[SUPPLIED INFORMATION start]

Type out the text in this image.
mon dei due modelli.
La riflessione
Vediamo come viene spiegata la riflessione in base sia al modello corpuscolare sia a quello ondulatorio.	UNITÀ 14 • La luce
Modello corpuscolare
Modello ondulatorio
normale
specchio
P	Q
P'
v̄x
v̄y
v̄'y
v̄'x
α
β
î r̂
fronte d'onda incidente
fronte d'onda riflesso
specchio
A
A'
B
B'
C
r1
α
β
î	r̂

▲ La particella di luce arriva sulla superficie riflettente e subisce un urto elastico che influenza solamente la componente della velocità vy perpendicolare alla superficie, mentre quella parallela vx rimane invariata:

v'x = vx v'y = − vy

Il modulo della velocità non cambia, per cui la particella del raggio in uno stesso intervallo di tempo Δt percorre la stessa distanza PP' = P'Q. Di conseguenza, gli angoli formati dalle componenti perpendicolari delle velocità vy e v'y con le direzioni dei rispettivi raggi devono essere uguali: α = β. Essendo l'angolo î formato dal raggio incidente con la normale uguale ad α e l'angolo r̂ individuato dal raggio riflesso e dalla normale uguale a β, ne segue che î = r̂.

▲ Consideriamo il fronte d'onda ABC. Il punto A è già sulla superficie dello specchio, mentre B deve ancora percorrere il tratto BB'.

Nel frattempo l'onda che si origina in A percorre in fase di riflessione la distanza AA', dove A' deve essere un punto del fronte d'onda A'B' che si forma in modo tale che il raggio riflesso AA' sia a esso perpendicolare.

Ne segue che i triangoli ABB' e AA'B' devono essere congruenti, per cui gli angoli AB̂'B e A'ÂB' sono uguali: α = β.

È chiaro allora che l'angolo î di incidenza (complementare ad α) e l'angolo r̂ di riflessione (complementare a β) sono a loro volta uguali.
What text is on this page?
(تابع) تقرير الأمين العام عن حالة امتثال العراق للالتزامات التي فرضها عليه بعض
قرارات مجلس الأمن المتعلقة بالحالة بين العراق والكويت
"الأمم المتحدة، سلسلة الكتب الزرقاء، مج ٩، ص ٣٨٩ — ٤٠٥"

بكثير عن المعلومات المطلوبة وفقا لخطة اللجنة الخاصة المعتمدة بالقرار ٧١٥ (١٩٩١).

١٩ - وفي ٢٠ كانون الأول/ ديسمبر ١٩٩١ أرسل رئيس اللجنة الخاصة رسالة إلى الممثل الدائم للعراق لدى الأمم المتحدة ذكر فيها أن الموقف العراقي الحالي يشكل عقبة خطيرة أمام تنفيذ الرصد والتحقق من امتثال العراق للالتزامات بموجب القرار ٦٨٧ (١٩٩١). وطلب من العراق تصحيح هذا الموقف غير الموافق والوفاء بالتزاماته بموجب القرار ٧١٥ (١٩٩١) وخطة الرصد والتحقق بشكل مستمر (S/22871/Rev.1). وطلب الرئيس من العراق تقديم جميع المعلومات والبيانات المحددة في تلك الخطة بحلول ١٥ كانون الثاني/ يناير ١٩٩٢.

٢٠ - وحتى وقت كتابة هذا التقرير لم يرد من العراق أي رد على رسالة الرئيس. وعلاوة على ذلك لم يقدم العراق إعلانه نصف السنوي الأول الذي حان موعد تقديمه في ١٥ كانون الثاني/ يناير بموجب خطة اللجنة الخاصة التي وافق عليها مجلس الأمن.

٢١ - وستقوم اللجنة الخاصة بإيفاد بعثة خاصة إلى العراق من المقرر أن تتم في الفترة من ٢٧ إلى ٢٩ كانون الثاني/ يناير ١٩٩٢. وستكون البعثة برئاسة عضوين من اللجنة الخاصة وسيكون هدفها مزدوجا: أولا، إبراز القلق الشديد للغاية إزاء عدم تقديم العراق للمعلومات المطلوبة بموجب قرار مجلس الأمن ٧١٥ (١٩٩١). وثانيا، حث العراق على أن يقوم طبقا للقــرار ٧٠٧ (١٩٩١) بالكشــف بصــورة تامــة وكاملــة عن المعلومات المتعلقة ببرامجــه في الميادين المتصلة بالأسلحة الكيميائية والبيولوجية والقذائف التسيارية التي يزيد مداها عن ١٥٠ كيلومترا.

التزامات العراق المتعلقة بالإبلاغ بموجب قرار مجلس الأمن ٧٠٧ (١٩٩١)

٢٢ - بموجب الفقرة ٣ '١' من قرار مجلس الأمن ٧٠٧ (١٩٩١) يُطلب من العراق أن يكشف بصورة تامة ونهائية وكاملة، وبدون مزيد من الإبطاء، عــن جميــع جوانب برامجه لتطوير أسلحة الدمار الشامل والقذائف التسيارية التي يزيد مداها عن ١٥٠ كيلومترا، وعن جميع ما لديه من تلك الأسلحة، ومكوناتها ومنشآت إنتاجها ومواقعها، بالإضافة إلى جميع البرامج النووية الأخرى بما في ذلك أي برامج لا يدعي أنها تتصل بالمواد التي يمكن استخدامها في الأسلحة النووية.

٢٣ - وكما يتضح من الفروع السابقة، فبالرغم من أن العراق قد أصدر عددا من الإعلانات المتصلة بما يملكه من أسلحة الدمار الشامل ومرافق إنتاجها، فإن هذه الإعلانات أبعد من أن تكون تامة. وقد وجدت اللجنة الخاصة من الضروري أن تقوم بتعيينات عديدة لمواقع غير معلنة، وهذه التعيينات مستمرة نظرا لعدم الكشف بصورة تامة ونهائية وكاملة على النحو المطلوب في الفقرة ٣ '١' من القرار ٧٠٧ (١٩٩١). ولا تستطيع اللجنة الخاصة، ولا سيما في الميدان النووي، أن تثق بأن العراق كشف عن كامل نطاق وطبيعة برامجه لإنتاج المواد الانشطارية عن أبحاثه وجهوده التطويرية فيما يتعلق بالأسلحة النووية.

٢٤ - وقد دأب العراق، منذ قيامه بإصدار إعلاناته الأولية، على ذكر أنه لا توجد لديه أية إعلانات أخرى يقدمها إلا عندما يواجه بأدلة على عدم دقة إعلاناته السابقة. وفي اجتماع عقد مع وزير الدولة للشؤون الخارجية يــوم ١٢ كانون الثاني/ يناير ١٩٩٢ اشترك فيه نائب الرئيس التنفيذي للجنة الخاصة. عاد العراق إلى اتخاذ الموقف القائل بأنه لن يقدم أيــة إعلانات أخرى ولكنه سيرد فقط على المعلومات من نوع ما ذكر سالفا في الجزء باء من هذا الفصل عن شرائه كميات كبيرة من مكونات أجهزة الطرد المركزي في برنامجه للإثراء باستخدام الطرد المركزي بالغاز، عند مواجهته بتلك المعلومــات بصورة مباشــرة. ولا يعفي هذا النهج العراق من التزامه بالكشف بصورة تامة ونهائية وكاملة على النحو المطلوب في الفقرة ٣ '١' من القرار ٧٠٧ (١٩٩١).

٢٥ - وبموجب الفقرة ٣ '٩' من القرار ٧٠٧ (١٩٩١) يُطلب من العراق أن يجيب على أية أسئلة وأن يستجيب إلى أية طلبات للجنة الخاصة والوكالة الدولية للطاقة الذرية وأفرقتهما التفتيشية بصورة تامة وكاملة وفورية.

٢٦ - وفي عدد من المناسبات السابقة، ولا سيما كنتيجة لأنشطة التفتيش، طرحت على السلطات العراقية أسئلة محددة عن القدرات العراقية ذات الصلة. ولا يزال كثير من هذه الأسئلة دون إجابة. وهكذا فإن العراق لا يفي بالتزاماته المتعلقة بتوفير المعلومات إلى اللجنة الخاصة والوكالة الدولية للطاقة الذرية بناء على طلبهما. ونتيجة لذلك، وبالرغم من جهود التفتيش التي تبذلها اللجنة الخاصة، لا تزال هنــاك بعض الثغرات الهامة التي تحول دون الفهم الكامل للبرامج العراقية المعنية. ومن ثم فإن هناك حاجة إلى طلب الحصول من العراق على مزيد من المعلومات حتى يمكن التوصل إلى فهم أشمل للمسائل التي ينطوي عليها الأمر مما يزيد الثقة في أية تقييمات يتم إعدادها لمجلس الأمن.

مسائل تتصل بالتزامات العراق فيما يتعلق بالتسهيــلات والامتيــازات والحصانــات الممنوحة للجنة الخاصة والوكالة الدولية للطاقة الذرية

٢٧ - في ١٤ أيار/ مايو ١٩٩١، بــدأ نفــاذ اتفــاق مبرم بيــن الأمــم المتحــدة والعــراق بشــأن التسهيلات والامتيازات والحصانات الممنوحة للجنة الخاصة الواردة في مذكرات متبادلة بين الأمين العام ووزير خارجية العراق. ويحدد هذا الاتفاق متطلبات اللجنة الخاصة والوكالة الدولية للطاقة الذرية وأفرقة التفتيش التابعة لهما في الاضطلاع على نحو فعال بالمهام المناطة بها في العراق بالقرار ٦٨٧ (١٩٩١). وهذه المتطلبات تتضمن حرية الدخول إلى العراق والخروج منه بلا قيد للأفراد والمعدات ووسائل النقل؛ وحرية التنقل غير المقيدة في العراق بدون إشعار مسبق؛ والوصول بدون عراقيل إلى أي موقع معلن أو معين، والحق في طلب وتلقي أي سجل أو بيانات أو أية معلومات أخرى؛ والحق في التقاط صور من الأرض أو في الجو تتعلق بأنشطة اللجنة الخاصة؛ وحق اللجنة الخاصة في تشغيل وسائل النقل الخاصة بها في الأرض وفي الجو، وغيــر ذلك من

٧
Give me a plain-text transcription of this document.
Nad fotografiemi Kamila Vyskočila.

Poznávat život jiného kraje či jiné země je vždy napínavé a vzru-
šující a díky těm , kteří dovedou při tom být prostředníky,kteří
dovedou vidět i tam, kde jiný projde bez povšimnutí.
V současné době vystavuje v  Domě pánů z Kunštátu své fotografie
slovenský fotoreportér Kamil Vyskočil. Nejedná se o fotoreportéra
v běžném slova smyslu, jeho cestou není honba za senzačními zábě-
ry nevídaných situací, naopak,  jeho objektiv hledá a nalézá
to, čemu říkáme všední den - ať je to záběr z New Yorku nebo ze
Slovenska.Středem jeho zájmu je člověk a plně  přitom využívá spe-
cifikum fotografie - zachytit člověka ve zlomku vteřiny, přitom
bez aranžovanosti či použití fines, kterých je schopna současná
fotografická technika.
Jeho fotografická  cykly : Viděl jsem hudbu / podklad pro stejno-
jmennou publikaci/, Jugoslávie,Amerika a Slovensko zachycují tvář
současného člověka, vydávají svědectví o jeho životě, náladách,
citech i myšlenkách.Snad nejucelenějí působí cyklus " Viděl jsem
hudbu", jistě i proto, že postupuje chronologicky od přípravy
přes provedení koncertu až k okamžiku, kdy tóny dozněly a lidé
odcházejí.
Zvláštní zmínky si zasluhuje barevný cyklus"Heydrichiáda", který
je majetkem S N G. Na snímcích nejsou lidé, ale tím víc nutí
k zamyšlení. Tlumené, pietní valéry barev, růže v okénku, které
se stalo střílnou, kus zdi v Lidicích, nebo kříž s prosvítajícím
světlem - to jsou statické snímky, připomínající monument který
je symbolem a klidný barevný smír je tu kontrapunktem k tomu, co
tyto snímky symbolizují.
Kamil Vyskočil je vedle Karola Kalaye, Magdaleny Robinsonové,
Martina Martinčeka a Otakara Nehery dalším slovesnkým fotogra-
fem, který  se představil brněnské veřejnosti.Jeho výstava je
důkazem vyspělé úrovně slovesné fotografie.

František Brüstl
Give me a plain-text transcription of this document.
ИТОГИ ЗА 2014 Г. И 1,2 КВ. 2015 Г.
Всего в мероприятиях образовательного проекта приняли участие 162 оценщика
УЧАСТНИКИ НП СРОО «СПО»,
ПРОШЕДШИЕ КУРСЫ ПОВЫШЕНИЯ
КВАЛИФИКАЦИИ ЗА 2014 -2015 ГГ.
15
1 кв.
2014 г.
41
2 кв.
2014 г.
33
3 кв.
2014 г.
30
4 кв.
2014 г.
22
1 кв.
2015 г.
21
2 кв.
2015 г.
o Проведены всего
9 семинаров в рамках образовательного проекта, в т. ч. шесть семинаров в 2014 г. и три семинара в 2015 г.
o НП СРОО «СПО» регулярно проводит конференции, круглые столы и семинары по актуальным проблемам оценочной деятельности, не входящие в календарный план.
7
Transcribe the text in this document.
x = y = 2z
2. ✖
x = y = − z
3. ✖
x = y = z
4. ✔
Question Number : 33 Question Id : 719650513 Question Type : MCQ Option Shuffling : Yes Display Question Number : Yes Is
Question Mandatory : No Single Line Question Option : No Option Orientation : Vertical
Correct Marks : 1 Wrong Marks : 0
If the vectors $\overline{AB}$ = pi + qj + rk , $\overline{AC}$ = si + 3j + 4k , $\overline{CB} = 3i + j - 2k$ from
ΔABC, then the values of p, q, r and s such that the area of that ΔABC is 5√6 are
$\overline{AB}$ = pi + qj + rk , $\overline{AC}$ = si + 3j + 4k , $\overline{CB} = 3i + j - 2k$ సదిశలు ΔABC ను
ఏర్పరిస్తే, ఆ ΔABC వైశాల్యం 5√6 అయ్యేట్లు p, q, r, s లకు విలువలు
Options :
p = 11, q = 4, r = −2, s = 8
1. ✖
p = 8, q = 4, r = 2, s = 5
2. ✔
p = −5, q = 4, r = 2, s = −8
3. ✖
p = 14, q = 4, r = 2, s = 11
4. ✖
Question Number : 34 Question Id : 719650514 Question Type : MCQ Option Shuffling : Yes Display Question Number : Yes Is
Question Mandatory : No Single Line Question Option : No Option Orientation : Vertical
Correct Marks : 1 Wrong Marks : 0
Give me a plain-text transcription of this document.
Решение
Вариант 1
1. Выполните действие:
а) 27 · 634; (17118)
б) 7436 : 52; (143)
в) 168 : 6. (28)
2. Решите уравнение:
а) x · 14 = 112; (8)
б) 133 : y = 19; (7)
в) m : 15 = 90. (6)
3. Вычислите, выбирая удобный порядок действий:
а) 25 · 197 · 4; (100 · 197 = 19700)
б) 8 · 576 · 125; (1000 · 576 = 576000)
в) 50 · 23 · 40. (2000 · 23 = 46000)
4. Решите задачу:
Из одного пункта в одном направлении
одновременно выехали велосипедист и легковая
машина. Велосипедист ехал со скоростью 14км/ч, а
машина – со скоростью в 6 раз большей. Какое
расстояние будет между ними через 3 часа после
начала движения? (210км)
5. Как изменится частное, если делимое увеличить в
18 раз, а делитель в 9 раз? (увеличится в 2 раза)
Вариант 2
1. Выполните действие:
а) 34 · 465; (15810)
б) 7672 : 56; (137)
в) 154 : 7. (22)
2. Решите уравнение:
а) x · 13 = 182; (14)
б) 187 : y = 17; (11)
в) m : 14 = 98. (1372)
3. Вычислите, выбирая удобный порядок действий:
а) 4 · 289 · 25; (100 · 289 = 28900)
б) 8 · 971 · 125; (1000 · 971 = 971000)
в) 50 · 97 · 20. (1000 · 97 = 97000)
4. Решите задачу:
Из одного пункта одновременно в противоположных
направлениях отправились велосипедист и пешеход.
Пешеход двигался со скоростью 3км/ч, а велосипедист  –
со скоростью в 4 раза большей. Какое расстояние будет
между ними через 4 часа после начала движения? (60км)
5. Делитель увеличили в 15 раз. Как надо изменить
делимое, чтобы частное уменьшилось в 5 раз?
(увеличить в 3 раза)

[SUPPLIED INFORMATION end]

YOUR INSTRUCTIONS:
Pull out every line above that holds the word "يقدم".

WRITTEN ANSWER:
٢٠ - وحتى وقت كتابة هذا التقرير لم يرد من العراق أي رد على رسالة الرئيس. وعلاوة على ذلك لم يقدم العراق إعلانه نصف السنوي الأول الذي حان موعد تقديمه في ١٥ كانون الثاني/ يناير بموجب خطة اللجنة الخاصة التي وافق عليها مجلس الأمن.
٢٤ - وقد دأب العراق، منذ قيامه بإصدار إعلاناته الأولية، على ذكر أنه لا توجد لديه أية إعلانات أخرى يقدمها إلا عندما يواجه بأدلة على عدم دقة إعلاناته السابقة. وفي اجتماع عقد مع وزير الدولة للشؤون الخارجية يــوم ١٢ كانون الثاني/ يناير ١٩٩٢ اشترك فيه نائب الرئيس التنفيذي للجنة الخاصة. عاد العراق إلى اتخاذ الموقف القائل بأنه لن يقدم أيــة إعلانات أخرى ولكنه سيرد فقط على المعلومات من نوع ما ذكر سالفا في الجزء باء من هذا الفصل عن شرائه كميات كبيرة من مكونات أجهزة الطرد المركزي في برنامجه للإثراء باستخدام الطرد المركزي بالغاز، عند مواجهته بتلك المعلومــات بصورة مباشــرة. ولا يعفي هذا النهج العراق من التزامه بالكشف بصورة تامة ونهائية وكاملة على النحو المطلوب في الفقرة ٣ '١' من القرار ٧٠٧ (١٩٩١).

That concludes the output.